__Given task__: Reproduce the listing below exactly, minus its pictures.

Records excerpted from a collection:
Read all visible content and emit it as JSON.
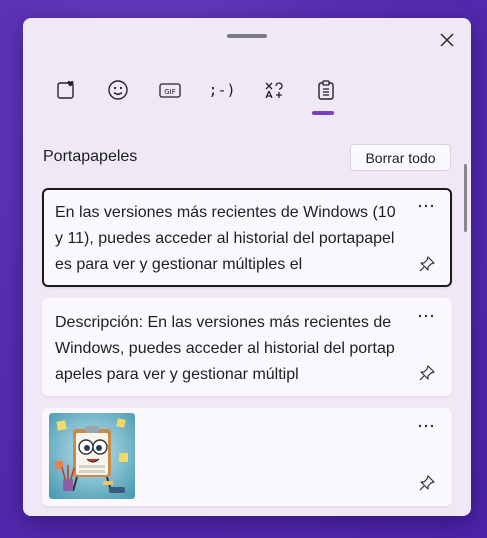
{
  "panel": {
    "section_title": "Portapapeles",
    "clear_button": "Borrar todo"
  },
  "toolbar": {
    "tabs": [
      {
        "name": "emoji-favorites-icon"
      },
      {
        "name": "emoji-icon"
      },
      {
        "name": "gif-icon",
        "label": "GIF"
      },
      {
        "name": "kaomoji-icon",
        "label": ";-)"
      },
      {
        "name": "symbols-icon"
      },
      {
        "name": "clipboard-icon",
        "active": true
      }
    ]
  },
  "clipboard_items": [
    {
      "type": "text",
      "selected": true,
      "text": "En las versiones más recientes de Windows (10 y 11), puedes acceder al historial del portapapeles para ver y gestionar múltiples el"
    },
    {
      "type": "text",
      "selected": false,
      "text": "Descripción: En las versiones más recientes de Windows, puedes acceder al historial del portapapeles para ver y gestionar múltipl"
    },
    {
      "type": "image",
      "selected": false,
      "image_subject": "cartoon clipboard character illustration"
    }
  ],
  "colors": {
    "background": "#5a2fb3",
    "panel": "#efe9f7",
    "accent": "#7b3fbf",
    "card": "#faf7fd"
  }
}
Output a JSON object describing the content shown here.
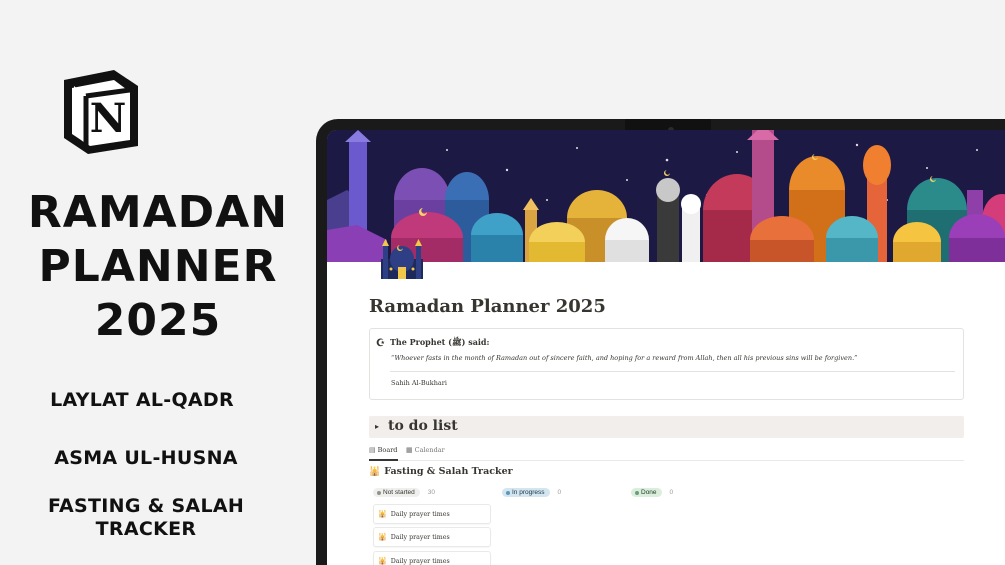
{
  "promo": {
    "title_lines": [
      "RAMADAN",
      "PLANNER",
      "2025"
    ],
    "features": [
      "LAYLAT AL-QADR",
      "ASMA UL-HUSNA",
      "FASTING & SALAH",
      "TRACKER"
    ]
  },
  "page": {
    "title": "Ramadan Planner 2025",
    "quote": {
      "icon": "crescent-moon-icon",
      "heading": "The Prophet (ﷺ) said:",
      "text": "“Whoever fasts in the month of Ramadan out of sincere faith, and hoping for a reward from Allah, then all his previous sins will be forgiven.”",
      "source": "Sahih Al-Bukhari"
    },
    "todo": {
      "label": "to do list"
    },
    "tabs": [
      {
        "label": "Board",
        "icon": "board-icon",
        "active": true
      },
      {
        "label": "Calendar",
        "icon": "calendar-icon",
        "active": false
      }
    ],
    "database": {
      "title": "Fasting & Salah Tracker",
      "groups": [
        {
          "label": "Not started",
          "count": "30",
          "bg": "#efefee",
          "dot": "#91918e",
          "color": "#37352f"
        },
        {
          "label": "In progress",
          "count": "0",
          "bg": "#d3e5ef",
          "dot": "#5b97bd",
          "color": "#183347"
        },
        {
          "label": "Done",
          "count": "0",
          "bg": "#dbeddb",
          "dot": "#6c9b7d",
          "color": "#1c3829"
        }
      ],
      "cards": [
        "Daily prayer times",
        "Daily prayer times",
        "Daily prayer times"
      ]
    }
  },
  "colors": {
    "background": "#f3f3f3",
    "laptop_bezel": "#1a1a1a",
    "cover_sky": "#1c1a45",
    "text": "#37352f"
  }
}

__Output for this task__:
Read all visible content and emit it as JSON.
{
  "panel": {
    "section_title": "Portapapeles",
    "clear_button": "Borrar todo"
  },
  "toolbar": {
    "tabs": [
      {
        "name": "emoji-favorites-icon"
      },
      {
        "name": "emoji-icon"
      },
      {
        "name": "gif-icon",
        "label": "GIF"
      },
      {
        "name": "kaomoji-icon",
        "label": ";-)"
      },
      {
        "name": "symbols-icon"
      },
      {
        "name": "clipboard-icon",
        "active": true
      }
    ]
  },
  "clipboard_items": [
    {
      "type": "text",
      "selected": true,
      "text": "En las versiones más recientes de Windows (10 y 11), puedes acceder al historial del portapapeles para ver y gestionar múltiples el"
    },
    {
      "type": "text",
      "selected": false,
      "text": "Descripción: En las versiones más recientes de Windows, puedes acceder al historial del portapapeles para ver y gestionar múltipl"
    },
    {
      "type": "image",
      "selected": false,
      "image_subject": "cartoon clipboard character illustration"
    }
  ],
  "colors": {
    "background": "#5a2fb3",
    "panel": "#efe9f7",
    "accent": "#7b3fbf",
    "card": "#faf7fd"
  }
}
Output a JSON object describing the content shown here.
{
  "promo": {
    "title_lines": [
      "RAMADAN",
      "PLANNER",
      "2025"
    ],
    "features": [
      "LAYLAT AL-QADR",
      "ASMA UL-HUSNA",
      "FASTING & SALAH",
      "TRACKER"
    ]
  },
  "page": {
    "title": "Ramadan Planner 2025",
    "quote": {
      "icon": "crescent-moon-icon",
      "heading": "The Prophet (ﷺ) said:",
      "text": "“Whoever fasts in the month of Ramadan out of sincere faith, and hoping for a reward from Allah, then all his previous sins will be forgiven.”",
      "source": "Sahih Al-Bukhari"
    },
    "todo": {
      "label": "to do list"
    },
    "tabs": [
      {
        "label": "Board",
        "icon": "board-icon",
        "active": true
      },
      {
        "label": "Calendar",
        "icon": "calendar-icon",
        "active": false
      }
    ],
    "database": {
      "title": "Fasting & Salah Tracker",
      "groups": [
        {
          "label": "Not started",
          "count": "30",
          "bg": "#efefee",
          "dot": "#91918e",
          "color": "#37352f"
        },
        {
          "label": "In progress",
          "count": "0",
          "bg": "#d3e5ef",
          "dot": "#5b97bd",
          "color": "#183347"
        },
        {
          "label": "Done",
          "count": "0",
          "bg": "#dbeddb",
          "dot": "#6c9b7d",
          "color": "#1c3829"
        }
      ],
      "cards": [
        "Daily prayer times",
        "Daily prayer times",
        "Daily prayer times"
      ]
    }
  },
  "colors": {
    "background": "#f3f3f3",
    "laptop_bezel": "#1a1a1a",
    "cover_sky": "#1c1a45",
    "text": "#37352f"
  }
}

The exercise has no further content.